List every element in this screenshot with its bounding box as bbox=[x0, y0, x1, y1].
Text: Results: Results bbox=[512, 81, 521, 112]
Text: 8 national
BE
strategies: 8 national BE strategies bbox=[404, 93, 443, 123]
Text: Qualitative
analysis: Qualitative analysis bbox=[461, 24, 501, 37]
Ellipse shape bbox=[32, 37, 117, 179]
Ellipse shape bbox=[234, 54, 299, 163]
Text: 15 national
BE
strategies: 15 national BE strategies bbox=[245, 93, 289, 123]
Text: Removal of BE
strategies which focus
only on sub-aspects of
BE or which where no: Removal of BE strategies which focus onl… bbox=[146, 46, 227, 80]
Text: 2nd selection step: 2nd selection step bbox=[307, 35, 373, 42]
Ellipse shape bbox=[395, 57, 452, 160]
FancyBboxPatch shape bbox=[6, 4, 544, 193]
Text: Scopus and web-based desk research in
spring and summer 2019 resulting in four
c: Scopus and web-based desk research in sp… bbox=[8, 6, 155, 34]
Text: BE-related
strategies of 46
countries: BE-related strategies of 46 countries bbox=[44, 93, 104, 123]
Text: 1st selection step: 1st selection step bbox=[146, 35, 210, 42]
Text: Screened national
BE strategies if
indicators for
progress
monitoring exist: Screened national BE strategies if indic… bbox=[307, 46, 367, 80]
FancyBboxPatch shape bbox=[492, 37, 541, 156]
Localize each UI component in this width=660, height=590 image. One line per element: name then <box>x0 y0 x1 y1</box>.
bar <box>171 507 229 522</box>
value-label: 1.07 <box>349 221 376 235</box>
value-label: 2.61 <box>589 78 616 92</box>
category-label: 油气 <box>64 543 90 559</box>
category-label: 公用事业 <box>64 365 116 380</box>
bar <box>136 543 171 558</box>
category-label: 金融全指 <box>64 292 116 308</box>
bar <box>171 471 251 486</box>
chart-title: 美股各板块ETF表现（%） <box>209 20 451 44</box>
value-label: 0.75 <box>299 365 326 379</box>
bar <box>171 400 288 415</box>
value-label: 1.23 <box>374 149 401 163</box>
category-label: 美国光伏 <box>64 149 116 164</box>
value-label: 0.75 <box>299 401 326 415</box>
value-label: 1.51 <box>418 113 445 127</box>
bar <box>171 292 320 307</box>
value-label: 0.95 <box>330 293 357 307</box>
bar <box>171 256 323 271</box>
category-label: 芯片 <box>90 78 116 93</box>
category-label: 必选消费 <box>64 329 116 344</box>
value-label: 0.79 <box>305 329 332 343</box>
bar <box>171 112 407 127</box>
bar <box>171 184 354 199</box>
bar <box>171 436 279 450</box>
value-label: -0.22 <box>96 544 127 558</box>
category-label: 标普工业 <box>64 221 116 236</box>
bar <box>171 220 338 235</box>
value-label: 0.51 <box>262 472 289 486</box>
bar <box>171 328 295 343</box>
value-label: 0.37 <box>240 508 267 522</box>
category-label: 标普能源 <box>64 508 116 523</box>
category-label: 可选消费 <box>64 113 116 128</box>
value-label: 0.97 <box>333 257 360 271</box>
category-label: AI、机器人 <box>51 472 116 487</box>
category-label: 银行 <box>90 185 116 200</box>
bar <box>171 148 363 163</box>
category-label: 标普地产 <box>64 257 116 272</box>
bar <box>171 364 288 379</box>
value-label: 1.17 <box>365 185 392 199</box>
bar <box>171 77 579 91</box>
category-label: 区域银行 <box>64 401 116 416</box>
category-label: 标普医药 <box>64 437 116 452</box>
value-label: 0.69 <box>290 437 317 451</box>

▬▬▬▬▬▬

Lay out every line of the items above as a Markdown table with the columns Row and Line. Number the rows in order and skip blank lines.

| Row | Line |
|---|---|
| 1 | List every element in this screenshot with its bounding box as bbox=[x0, y0, x1, y1]. |
| 2 | Text: Results: Results bbox=[512, 81, 521, 112] |
| 3 | Text: 8 national |
| 4 | BE |
| 5 | strategies: 8 national BE strategies bbox=[404, 93, 443, 123] |
| 6 | Text: Qualitative |
| 7 | analysis: Qualitative analysis bbox=[461, 24, 501, 37] |
| 8 | Ellipse shape bbox=[32, 37, 117, 179] |
| 9 | Ellipse shape bbox=[234, 54, 299, 163] |
| 10 | Text: 15 national |
| 11 | BE |
| 12 | strategies: 15 national BE strategies bbox=[245, 93, 289, 123] |
| 13 | Text: Removal of BE |
| 14 | strategies which focus |
| 15 | only on sub-aspects of |
| 16 | BE or which where no: Removal of BE strategies which focus onl… bbox=[146, 46, 227, 80] |
| 17 | Text: 2nd selection step: 2nd selection step bbox=[307, 35, 373, 42] |
| 18 | Ellipse shape bbox=[395, 57, 452, 160] |
| 19 | FancyBboxPatch shape bbox=[6, 4, 544, 193] |
| 20 | Text: Scopus and web-based desk research in |
| 21 | spring and summer 2019 resulting in four |
| 22 | c: Scopus and web-based desk research in sp… bbox=[8, 6, 155, 34] |
| 23 | Text: BE-related |
| 24 | strategies of 46 |
| 25 | countries: BE-related strategies of 46 countries bbox=[44, 93, 104, 123] |
| 26 | Text: 1st selection step: 1st selection step bbox=[146, 35, 210, 42] |
| 27 | Text: Screened national |
| 28 | BE strategies if |
| 29 | indicators for |
| 30 | progress |
| 31 | monitoring exist: Screened national BE strategies if indic… bbox=[307, 46, 367, 80] |
| 32 | FancyBboxPatch shape bbox=[492, 37, 541, 156] |
| 33 | Localize each UI component in this width=660, height=590 image. One line per element: name then <box>x0 y0 x1 y1</box>. |
| 34 | bar <box>171 507 229 522</box> |
| 35 | value-label: 1.07 <box>349 221 376 235</box> |
| 36 | value-label: 2.61 <box>589 78 616 92</box> |
| 37 | category-label: 油气 <box>64 543 90 559</box> |
| 38 | category-label: 公用事业 <box>64 365 116 380</box> |
| 39 | bar <box>136 543 171 558</box> |
| 40 | category-label: 金融全指 <box>64 292 116 308</box> |
| 41 | bar <box>171 471 251 486</box> |
| 42 | chart-title: 美股各板块ETF表现（%） <box>209 20 451 44</box> |
| 43 | value-label: 0.75 <box>299 365 326 379</box> |
| 44 | bar <box>171 400 288 415</box> |
| 45 | value-label: 1.23 <box>374 149 401 163</box> |
| 46 | category-label: 美国光伏 <box>64 149 116 164</box> |
| 47 | value-label: 0.75 <box>299 401 326 415</box> |
| 48 | value-label: 1.51 <box>418 113 445 127</box> |
| 49 | bar <box>171 292 320 307</box> |
| 50 | value-label: 0.95 <box>330 293 357 307</box> |
| 51 | bar <box>171 256 323 271</box> |
| 52 | category-label: 芯片 <box>90 78 116 93</box> |
| 53 | category-label: 必选消费 <box>64 329 116 344</box> |
| 54 | value-label: 0.79 <box>305 329 332 343</box> |
| 55 | bar <box>171 112 407 127</box> |
| 56 | bar <box>171 184 354 199</box> |
| 57 | bar <box>171 436 279 450</box> |
| 58 | value-label: -0.22 <box>96 544 127 558</box> |
| 59 | category-label: 标普工业 <box>64 221 116 236</box> |
| 60 | bar <box>171 220 338 235</box> |
| 61 | value-label: 0.51 <box>262 472 289 486</box> |
| 62 | bar <box>171 328 295 343</box> |
| 63 | value-label: 0.37 <box>240 508 267 522</box> |
| 64 | category-label: 标普能源 <box>64 508 116 523</box> |
| 65 | category-label: 可选消费 <box>64 113 116 128</box> |
| 66 | value-label: 0.97 <box>333 257 360 271</box> |
| 67 | category-label: AI、机器人 <box>51 472 116 487</box> |
| 68 | category-label: 银行 <box>90 185 116 200</box> |
| 69 | bar <box>171 148 363 163</box> |
| 70 | category-label: 标普地产 <box>64 257 116 272</box> |
| 71 | bar <box>171 364 288 379</box> |
| 72 | value-label: 1.17 <box>365 185 392 199</box> |
| 73 | bar <box>171 77 579 91</box> |
| 74 | category-label: 区域银行 <box>64 401 116 416</box> |
| 75 | category-label: 标普医药 <box>64 437 116 452</box> |
| 76 | value-label: 0.69 <box>290 437 317 451</box> |